PROMPT |
The records below are to be copied word for word, with every picture left out.

"""

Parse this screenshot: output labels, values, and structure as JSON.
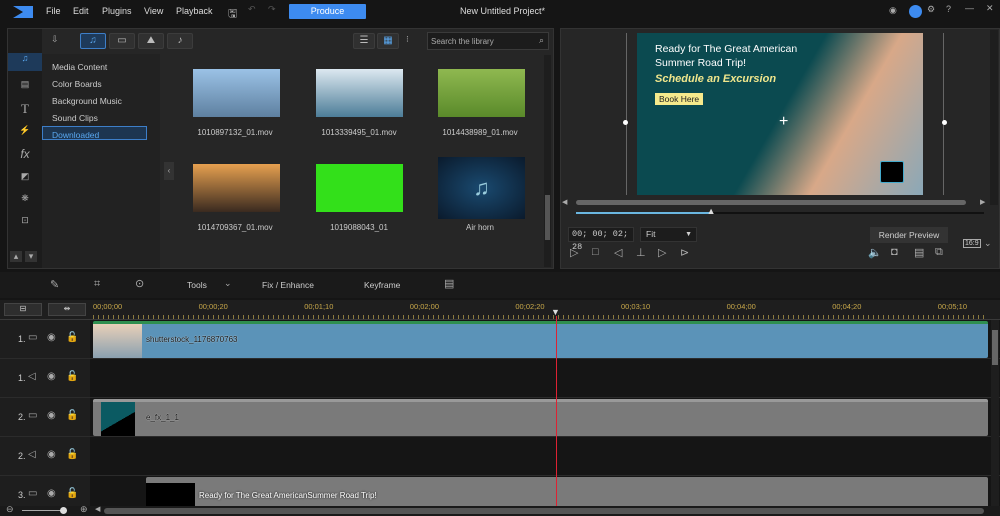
{
  "menubar": {
    "items": [
      "File",
      "Edit",
      "Plugins",
      "View",
      "Playback"
    ],
    "produce": "Produce",
    "project_title": "New Untitled Project*"
  },
  "library": {
    "search_placeholder": "Search the library",
    "categories": [
      "Media Content",
      "Color Boards",
      "Background Music",
      "Sound Clips",
      "Downloaded"
    ],
    "selected_category": "Downloaded",
    "items": [
      {
        "name": "1010897132_01.mov",
        "color": "#8aaed0"
      },
      {
        "name": "1013339495_01.mov",
        "color": "#7fa8c0"
      },
      {
        "name": "1014438989_01.mov",
        "color": "#6e9a3a"
      },
      {
        "name": "1014709367_01.mov",
        "color": "#d08a40"
      },
      {
        "name": "1019088043_01",
        "color": "#33e01a"
      },
      {
        "name": "Air horn",
        "color": "#0e2a45"
      }
    ]
  },
  "preview": {
    "headline": "Ready for The Great American Summer Road Trip!",
    "subhead": "Schedule an Excursion",
    "cta": "Book Here",
    "timecode": "00; 00; 02; 28",
    "zoom": "Fit",
    "render_preview": "Render Preview",
    "aspect": "16:9",
    "progress_fraction": 0.33
  },
  "toolbar": {
    "tools": "Tools",
    "fix": "Fix / Enhance",
    "keyframe": "Keyframe"
  },
  "timeline": {
    "ruler": [
      "00;00;00",
      "00;00;20",
      "00;01;10",
      "00;02;00",
      "00;02;20",
      "00;03;10",
      "00;04;00",
      "00;04;20",
      "00;05;10"
    ],
    "tracks": [
      {
        "label": "1.",
        "type": "video",
        "clip": "shutterstock_1176870763"
      },
      {
        "label": "1.",
        "type": "audio",
        "clip": ""
      },
      {
        "label": "2.",
        "type": "video",
        "clip": "e_fx_1_1"
      },
      {
        "label": "2.",
        "type": "audio",
        "clip": ""
      },
      {
        "label": "3.",
        "type": "video",
        "clip": "Ready for The Great AmericanSummer Road Trip!"
      }
    ]
  }
}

"""

ANSWER FOR THE TASK |
Parse this screenshot: output labels, values, and structure as JSON.
{
  "menubar": {
    "items": [
      "File",
      "Edit",
      "Plugins",
      "View",
      "Playback"
    ],
    "produce": "Produce",
    "project_title": "New Untitled Project*"
  },
  "library": {
    "search_placeholder": "Search the library",
    "categories": [
      "Media Content",
      "Color Boards",
      "Background Music",
      "Sound Clips",
      "Downloaded"
    ],
    "selected_category": "Downloaded",
    "items": [
      {
        "name": "1010897132_01.mov",
        "color": "#8aaed0"
      },
      {
        "name": "1013339495_01.mov",
        "color": "#7fa8c0"
      },
      {
        "name": "1014438989_01.mov",
        "color": "#6e9a3a"
      },
      {
        "name": "1014709367_01.mov",
        "color": "#d08a40"
      },
      {
        "name": "1019088043_01",
        "color": "#33e01a"
      },
      {
        "name": "Air horn",
        "color": "#0e2a45"
      }
    ]
  },
  "preview": {
    "headline": "Ready for The Great American Summer Road Trip!",
    "subhead": "Schedule an Excursion",
    "cta": "Book Here",
    "timecode": "00; 00; 02; 28",
    "zoom": "Fit",
    "render_preview": "Render Preview",
    "aspect": "16:9",
    "progress_fraction": 0.33
  },
  "toolbar": {
    "tools": "Tools",
    "fix": "Fix / Enhance",
    "keyframe": "Keyframe"
  },
  "timeline": {
    "ruler": [
      "00;00;00",
      "00;00;20",
      "00;01;10",
      "00;02;00",
      "00;02;20",
      "00;03;10",
      "00;04;00",
      "00;04;20",
      "00;05;10"
    ],
    "tracks": [
      {
        "label": "1.",
        "type": "video",
        "clip": "shutterstock_1176870763"
      },
      {
        "label": "1.",
        "type": "audio",
        "clip": ""
      },
      {
        "label": "2.",
        "type": "video",
        "clip": "e_fx_1_1"
      },
      {
        "label": "2.",
        "type": "audio",
        "clip": ""
      },
      {
        "label": "3.",
        "type": "video",
        "clip": "Ready for The Great AmericanSummer Road Trip!"
      }
    ]
  }
}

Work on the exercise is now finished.